▶ [DIRECTIVE]: Lift out each line of the data that holds "name".

▶ [AVAILABLE RECORDS]:

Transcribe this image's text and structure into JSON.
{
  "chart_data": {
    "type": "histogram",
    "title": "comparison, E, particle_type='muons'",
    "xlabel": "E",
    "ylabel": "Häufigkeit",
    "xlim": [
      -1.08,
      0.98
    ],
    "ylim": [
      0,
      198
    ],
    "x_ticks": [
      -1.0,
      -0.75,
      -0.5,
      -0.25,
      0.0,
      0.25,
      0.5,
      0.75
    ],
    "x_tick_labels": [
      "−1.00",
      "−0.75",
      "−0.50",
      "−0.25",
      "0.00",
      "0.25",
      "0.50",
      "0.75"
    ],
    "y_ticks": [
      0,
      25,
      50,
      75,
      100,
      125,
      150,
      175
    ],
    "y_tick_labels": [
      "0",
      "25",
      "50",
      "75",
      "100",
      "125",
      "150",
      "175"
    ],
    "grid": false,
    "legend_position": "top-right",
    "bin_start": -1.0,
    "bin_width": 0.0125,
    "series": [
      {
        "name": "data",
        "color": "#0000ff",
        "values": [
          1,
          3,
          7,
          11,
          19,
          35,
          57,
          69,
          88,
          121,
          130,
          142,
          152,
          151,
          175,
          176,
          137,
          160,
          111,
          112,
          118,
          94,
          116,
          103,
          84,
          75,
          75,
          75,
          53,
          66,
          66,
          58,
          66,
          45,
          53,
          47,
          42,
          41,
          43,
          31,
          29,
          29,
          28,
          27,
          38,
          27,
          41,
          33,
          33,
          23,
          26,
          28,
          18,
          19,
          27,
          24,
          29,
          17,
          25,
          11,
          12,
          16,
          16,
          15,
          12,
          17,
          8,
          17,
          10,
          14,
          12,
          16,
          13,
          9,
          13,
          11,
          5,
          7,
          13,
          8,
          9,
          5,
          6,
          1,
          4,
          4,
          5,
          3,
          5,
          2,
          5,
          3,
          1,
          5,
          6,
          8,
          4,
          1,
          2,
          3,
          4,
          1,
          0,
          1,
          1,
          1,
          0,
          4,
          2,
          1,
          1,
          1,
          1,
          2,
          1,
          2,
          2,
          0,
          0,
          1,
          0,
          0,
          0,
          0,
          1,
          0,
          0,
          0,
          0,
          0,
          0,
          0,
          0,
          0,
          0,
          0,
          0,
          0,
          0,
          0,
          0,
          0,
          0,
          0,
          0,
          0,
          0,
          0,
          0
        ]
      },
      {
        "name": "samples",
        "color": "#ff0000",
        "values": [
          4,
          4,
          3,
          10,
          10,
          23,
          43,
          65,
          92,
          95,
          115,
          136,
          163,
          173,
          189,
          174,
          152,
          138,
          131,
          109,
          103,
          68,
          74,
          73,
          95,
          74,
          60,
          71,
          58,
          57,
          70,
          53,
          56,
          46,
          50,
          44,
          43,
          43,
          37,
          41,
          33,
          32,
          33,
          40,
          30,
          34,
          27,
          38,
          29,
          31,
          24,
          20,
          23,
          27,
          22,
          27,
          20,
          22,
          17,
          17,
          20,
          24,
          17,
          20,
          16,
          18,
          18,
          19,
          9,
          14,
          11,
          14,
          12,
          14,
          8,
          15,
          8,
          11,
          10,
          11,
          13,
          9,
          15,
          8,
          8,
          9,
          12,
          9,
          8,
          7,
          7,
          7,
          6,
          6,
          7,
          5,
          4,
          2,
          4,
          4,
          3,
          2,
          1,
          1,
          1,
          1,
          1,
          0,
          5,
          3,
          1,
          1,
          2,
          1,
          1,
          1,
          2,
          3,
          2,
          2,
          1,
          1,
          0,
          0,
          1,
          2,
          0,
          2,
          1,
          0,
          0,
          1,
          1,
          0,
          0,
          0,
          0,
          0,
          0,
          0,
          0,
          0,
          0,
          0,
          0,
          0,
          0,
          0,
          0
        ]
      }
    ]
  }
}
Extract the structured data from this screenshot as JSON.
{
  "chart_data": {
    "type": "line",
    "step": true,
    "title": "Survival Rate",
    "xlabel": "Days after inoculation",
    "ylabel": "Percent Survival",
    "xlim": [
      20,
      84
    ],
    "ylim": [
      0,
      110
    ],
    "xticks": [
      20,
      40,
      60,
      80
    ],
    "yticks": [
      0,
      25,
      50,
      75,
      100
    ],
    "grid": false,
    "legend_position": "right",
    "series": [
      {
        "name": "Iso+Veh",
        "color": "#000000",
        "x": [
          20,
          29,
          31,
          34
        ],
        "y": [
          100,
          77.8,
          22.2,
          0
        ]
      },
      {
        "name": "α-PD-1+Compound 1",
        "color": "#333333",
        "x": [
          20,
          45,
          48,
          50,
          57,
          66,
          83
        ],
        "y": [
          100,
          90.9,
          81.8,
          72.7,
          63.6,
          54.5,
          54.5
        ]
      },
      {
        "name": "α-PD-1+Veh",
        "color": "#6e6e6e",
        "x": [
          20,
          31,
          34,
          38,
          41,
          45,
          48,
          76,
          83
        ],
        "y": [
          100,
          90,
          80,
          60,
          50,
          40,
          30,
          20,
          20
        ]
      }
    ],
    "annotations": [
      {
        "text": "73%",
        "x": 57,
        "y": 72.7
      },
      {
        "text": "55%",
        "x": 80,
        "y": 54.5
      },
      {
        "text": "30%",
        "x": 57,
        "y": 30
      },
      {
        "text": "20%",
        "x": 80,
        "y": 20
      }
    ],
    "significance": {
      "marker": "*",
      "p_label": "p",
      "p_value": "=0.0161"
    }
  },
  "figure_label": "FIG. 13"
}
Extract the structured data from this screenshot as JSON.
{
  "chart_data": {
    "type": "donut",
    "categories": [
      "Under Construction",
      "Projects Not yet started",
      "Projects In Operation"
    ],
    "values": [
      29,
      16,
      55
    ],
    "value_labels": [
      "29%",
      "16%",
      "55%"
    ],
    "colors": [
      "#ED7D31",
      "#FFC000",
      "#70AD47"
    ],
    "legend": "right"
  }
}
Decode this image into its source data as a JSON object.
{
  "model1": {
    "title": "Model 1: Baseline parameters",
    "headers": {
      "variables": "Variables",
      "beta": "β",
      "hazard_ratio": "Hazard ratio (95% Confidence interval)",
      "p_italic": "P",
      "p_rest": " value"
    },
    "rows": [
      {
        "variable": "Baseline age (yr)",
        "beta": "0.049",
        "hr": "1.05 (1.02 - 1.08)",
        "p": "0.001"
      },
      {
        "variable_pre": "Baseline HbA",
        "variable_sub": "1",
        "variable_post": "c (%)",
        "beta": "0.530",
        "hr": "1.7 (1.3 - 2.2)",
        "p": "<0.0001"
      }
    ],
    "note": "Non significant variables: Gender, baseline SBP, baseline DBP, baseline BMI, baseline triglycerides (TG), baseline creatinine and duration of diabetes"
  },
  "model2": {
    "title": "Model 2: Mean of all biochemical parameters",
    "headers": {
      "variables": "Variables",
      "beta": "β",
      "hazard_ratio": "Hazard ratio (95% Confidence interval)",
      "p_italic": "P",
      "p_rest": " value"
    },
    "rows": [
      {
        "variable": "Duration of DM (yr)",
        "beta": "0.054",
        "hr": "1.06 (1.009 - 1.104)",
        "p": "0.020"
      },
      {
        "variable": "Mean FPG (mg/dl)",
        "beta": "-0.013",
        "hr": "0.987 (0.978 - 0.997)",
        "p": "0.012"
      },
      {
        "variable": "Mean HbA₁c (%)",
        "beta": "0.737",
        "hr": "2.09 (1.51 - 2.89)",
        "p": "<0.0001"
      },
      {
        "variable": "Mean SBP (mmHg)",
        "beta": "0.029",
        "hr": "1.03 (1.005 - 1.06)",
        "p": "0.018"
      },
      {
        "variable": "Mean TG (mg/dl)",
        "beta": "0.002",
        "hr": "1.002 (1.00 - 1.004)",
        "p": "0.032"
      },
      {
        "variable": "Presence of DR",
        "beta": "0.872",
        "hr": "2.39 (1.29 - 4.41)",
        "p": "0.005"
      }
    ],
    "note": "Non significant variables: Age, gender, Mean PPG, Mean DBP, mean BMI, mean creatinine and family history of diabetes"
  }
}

▶ [EXERCISE ANSWER]:
        "name": "data",
        "name": "samples",
        "name": "Iso+Veh",
        "name": "α-PD-1+Compound 1",
        "name": "α-PD-1+Veh",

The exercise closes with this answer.